## Begin DATASET ENTRIES

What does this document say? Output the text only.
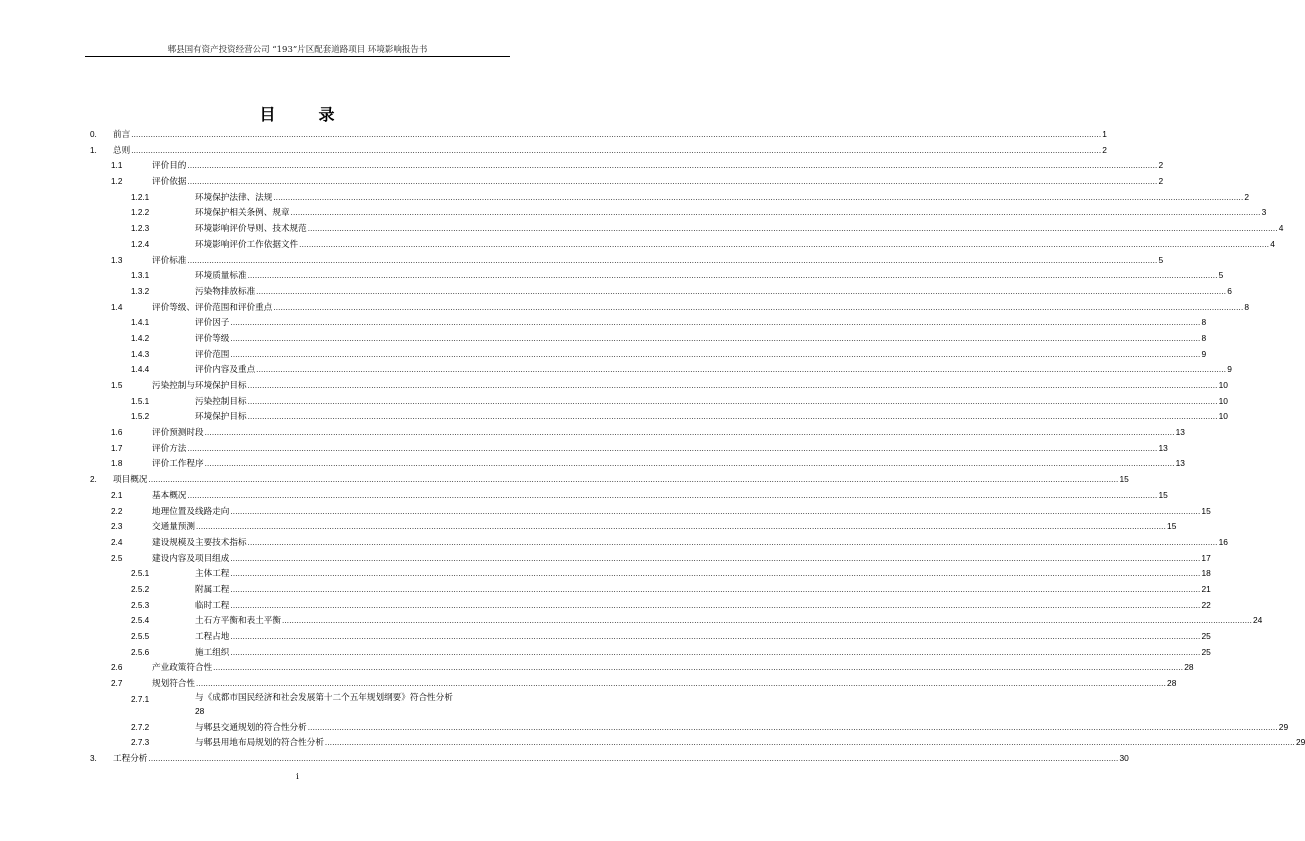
郫县国有资产投资经营公司 “193”片区配套道路项目 环境影响报告书
目	录
0. 前言 ................................................................................................................................................................................................................................................................................................................................................................................................................ 1
1. 总则 ................................................................................................................................................................................................................................................................................................................................................................................................................ 2
1.1	评价目的 ................................................................................................................................................................................................................................................................................................................................................................................................................ 2
1.2	评价依据 ................................................................................................................................................................................................................................................................................................................................................................................................................ 2
1.2.1	环境保护法律、法规 ................................................................................................................................................................................................................................................................................................................................................................................................................ 2
1.2.2	环境保护相关条例、规章 ................................................................................................................................................................................................................................................................................................................................................................................................................ 3
1.2.3	环境影响评价导则、技术规范 ................................................................................................................................................................................................................................................................................................................................................................................................................ 4
1.2.4	环境影响评价工作依据文件 ................................................................................................................................................................................................................................................................................................................................................................................................................ 4
1.3	评价标准 ................................................................................................................................................................................................................................................................................................................................................................................................................ 5
1.3.1	环境质量标准 ................................................................................................................................................................................................................................................................................................................................................................................................................ 5
1.3.2	污染物排放标准 ................................................................................................................................................................................................................................................................................................................................................................................................................ 6
1.4	评价等级、评价范围和评价重点 ................................................................................................................................................................................................................................................................................................................................................................................................................ 8
1.4.1	评价因子 ................................................................................................................................................................................................................................................................................................................................................................................................................ 8
1.4.2	评价等级 ................................................................................................................................................................................................................................................................................................................................................................................................................ 8
1.4.3	评价范围 ................................................................................................................................................................................................................................................................................................................................................................................................................ 9
1.4.4	评价内容及重点 ................................................................................................................................................................................................................................................................................................................................................................................................................ 9
1.5	污染控制与环境保护目标 ................................................................................................................................................................................................................................................................................................................................................................................................................ 10
1.5.1	污染控制目标 ................................................................................................................................................................................................................................................................................................................................................................................................................ 10
1.5.2	环境保护目标 ................................................................................................................................................................................................................................................................................................................................................................................................................ 10
1.6	评价预测时段 ................................................................................................................................................................................................................................................................................................................................................................................................................ 13
1.7	评价方法 ................................................................................................................................................................................................................................................................................................................................................................................................................ 13
1.8	评价工作程序 ................................................................................................................................................................................................................................................................................................................................................................................................................ 13
2. 项目概况 ................................................................................................................................................................................................................................................................................................................................................................................................................ 15
2.1	基本概况 ................................................................................................................................................................................................................................................................................................................................................................................................................ 15
2.2	地理位置及线路走向 ................................................................................................................................................................................................................................................................................................................................................................................................................ 15
2.3	交通量预测 ................................................................................................................................................................................................................................................................................................................................................................................................................ 15
2.4	建设规模及主要技术指标 ................................................................................................................................................................................................................................................................................................................................................................................................................ 16
2.5	建设内容及项目组成 ................................................................................................................................................................................................................................................................................................................................................................................................................ 17
2.5.1	主体工程 ................................................................................................................................................................................................................................................................................................................................................................................................................ 18
2.5.2	附属工程 ................................................................................................................................................................................................................................................................................................................................................................................................................ 21
2.5.3	临时工程 ................................................................................................................................................................................................................................................................................................................................................................................................................ 22
2.5.4	土石方平衡和表土平衡 ................................................................................................................................................................................................................................................................................................................................................................................................................ 24
2.5.5	工程占地 ................................................................................................................................................................................................................................................................................................................................................................................................................ 25
2.5.6	施工组织 ................................................................................................................................................................................................................................................................................................................................................................................................................ 25
2.6	产业政策符合性 ................................................................................................................................................................................................................................................................................................................................................................................................................ 28
2.7	规划符合性 ................................................................................................................................................................................................................................................................................................................................................................................................................ 28
2.7.1	与《成都市国民经济和社会发展第十二个五年规划纲要》符合性分析
28
2.7.2	与郫县交通规划的符合性分析 ................................................................................................................................................................................................................................................................................................................................................................................................................ 29
2.7.3	与郫县用地布局规划的符合性分析 ................................................................................................................................................................................................................................................................................................................................................................................................................ 29
3. 工程分析 ................................................................................................................................................................................................................................................................................................................................................................................................................ 30
i
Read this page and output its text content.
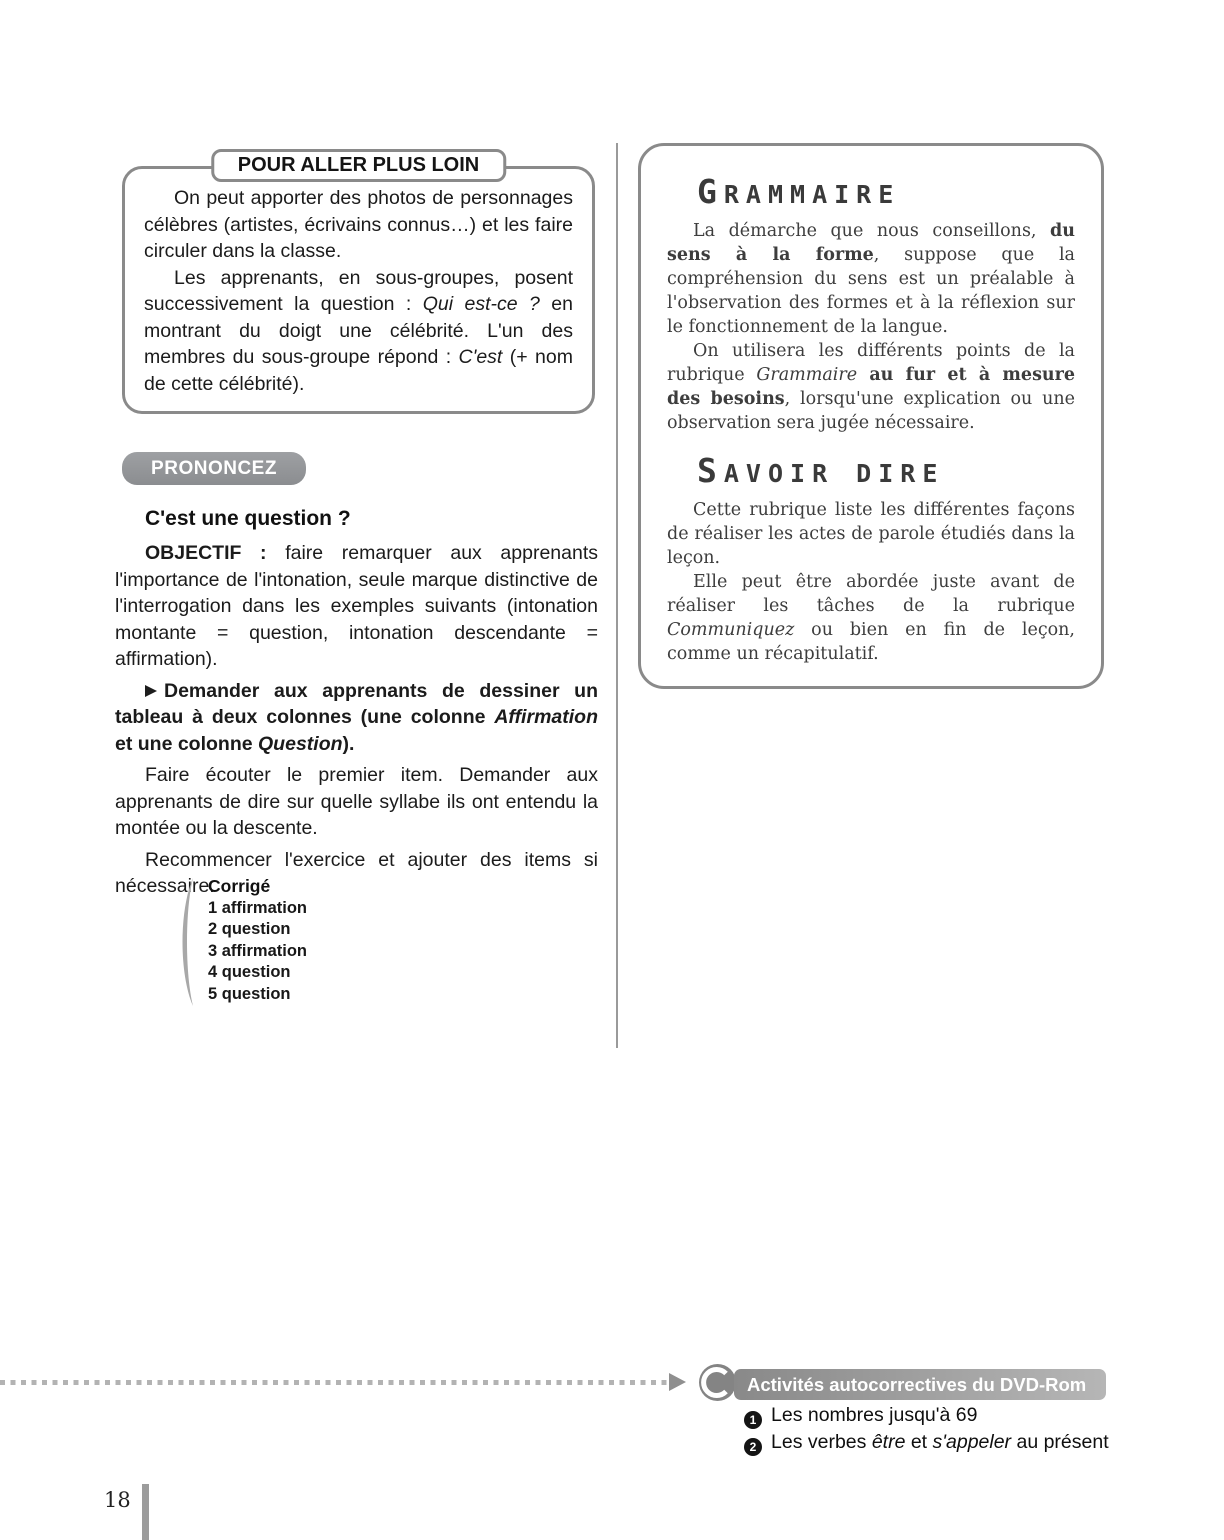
POUR ALLER PLUS LOIN

On peut apporter des photos de personnages célèbres (artistes, écrivains connus…) et les faire circuler dans la classe.

Les apprenants, en sous-groupes, posent successivement la question : Qui est-ce ? en montrant du doigt une célébrité. L'un des membres du sous-groupe répond : C'est (+ nom de cette célébrité).

PRONONCEZ
C'est une question ?

OBJECTIF : faire remarquer aux apprenants l'importance de l'intonation, seule marque distinctive de l'interrogation dans les exemples suivants (intonation montante = question, intonation descendante = affirmation).

Demander aux apprenants de dessiner un tableau à deux colonnes (une colonne Affirmation et une colonne Question).

Faire écouter le premier item. Demander aux apprenants de dire sur quelle syllabe ils ont entendu la montée ou la descente.

Recommencer l'exercice et ajouter des items si nécessaire.

Corrigé
1 affirmation
2 question
3 affirmation
4 question
5 question
GRAMMAIRE

La démarche que nous conseillons, du sens à la forme, suppose que la compréhension du sens est un préalable à l'observation des formes et à la réflexion sur le fonctionnement de la langue.

On utilisera les différents points de la rubrique Grammaire au fur et à mesure des besoins, lorsqu'une explication ou une observation sera jugée nécessaire.

SAVOIR DIRE

Cette rubrique liste les différentes façons de réaliser les actes de parole étudiés dans la leçon.

Elle peut être abordée juste avant de réaliser les tâches de la rubrique Communiquez ou bien en fin de leçon, comme un récapitulatif.

Activités autocorrectives du DVD-Rom
1 Les nombres jusqu'à 69
2 Les verbes être et s'appeler au présent
18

## End DATASET ENTRIES

◆ DIRECTIONS FOR THIS TASK: Make an exact copy of every record, pictures excluded.

◆ RESULT:
What does this document say? Output the text only.
郫县国有资产投资经营公司 “193”片区配套道路项目 环境影响报告书
目	录
0. 前言 ................................................................................................................................................................................................................................................................................................................................................................................................................ 1
1. 总则 ................................................................................................................................................................................................................................................................................................................................................................................................................ 2
1.1	评价目的 ................................................................................................................................................................................................................................................................................................................................................................................................................ 2
1.2	评价依据 ................................................................................................................................................................................................................................................................................................................................................................................................................ 2
1.2.1	环境保护法律、法规 ................................................................................................................................................................................................................................................................................................................................................................................................................ 2
1.2.2	环境保护相关条例、规章 ................................................................................................................................................................................................................................................................................................................................................................................................................ 3
1.2.3	环境影响评价导则、技术规范 ................................................................................................................................................................................................................................................................................................................................................................................................................ 4
1.2.4	环境影响评价工作依据文件 ................................................................................................................................................................................................................................................................................................................................................................................................................ 4
1.3	评价标准 ................................................................................................................................................................................................................................................................................................................................................................................................................ 5
1.3.1	环境质量标准 ................................................................................................................................................................................................................................................................................................................................................................................................................ 5
1.3.2	污染物排放标准 ................................................................................................................................................................................................................................................................................................................................................................................................................ 6
1.4	评价等级、评价范围和评价重点 ................................................................................................................................................................................................................................................................................................................................................................................................................ 8
1.4.1	评价因子 ................................................................................................................................................................................................................................................................................................................................................................................................................ 8
1.4.2	评价等级 ................................................................................................................................................................................................................................................................................................................................................................................................................ 8
1.4.3	评价范围 ................................................................................................................................................................................................................................................................................................................................................................................................................ 9
1.4.4	评价内容及重点 ................................................................................................................................................................................................................................................................................................................................................................................................................ 9
1.5	污染控制与环境保护目标 ................................................................................................................................................................................................................................................................................................................................................................................................................ 10
1.5.1	污染控制目标 ................................................................................................................................................................................................................................................................................................................................................................................................................ 10
1.5.2	环境保护目标 ................................................................................................................................................................................................................................................................................................................................................................................................................ 10
1.6	评价预测时段 ................................................................................................................................................................................................................................................................................................................................................................................................................ 13
1.7	评价方法 ................................................................................................................................................................................................................................................................................................................................................................................................................ 13
1.8	评价工作程序 ................................................................................................................................................................................................................................................................................................................................................................................................................ 13
2. 项目概况 ................................................................................................................................................................................................................................................................................................................................................................................................................ 15
2.1	基本概况 ................................................................................................................................................................................................................................................................................................................................................................................................................ 15
2.2	地理位置及线路走向 ................................................................................................................................................................................................................................................................................................................................................................................................................ 15
2.3	交通量预测 ................................................................................................................................................................................................................................................................................................................................................................................................................ 15
2.4	建设规模及主要技术指标 ................................................................................................................................................................................................................................................................................................................................................................................................................ 16
2.5	建设内容及项目组成 ................................................................................................................................................................................................................................................................................................................................................................................................................ 17
2.5.1	主体工程 ................................................................................................................................................................................................................................................................................................................................................................................................................ 18
2.5.2	附属工程 ................................................................................................................................................................................................................................................................................................................................................................................................................ 21
2.5.3	临时工程 ................................................................................................................................................................................................................................................................................................................................................................................................................ 22
2.5.4	土石方平衡和表土平衡 ................................................................................................................................................................................................................................................................................................................................................................................................................ 24
2.5.5	工程占地 ................................................................................................................................................................................................................................................................................................................................................................................................................ 25
2.5.6	施工组织 ................................................................................................................................................................................................................................................................................................................................................................................................................ 25
2.6	产业政策符合性 ................................................................................................................................................................................................................................................................................................................................................................................................................ 28
2.7	规划符合性 ................................................................................................................................................................................................................................................................................................................................................................................................................ 28
2.7.1	与《成都市国民经济和社会发展第十二个五年规划纲要》符合性分析
28
2.7.2	与郫县交通规划的符合性分析 ................................................................................................................................................................................................................................................................................................................................................................................................................ 29
2.7.3	与郫县用地布局规划的符合性分析 ................................................................................................................................................................................................................................................................................................................................................................................................................ 29
3. 工程分析 ................................................................................................................................................................................................................................................................................................................................................................................................................ 30
i
Read this page and output its text content.
POUR ALLER PLUS LOIN

On peut apporter des photos de personnages célèbres (artistes, écrivains connus…) et les faire circuler dans la classe.

Les apprenants, en sous-groupes, posent successivement la question : Qui est-ce ? en montrant du doigt une célébrité. L'un des membres du sous-groupe répond : C'est (+ nom de cette célébrité).

PRONONCEZ
C'est une question ?

OBJECTIF : faire remarquer aux apprenants l'importance de l'intonation, seule marque distinctive de l'interrogation dans les exemples suivants (intonation montante = question, intonation descendante = affirmation).

Demander aux apprenants de dessiner un tableau à deux colonnes (une colonne Affirmation et une colonne Question).

Faire écouter le premier item. Demander aux apprenants de dire sur quelle syllabe ils ont entendu la montée ou la descente.

Recommencer l'exercice et ajouter des items si nécessaire.

Corrigé
1 affirmation
2 question
3 affirmation
4 question
5 question
GRAMMAIRE

La démarche que nous conseillons, du sens à la forme, suppose que la compréhension du sens est un préalable à l'observation des formes et à la réflexion sur le fonctionnement de la langue.

On utilisera les différents points de la rubrique Grammaire au fur et à mesure des besoins, lorsqu'une explication ou une observation sera jugée nécessaire.

SAVOIR DIRE

Cette rubrique liste les différentes façons de réaliser les actes de parole étudiés dans la leçon.

Elle peut être abordée juste avant de réaliser les tâches de la rubrique Communiquez ou bien en fin de leçon, comme un récapitulatif.

Activités autocorrectives du DVD-Rom
1 Les nombres jusqu'à 69
2 Les verbes être et s'appeler au présent
18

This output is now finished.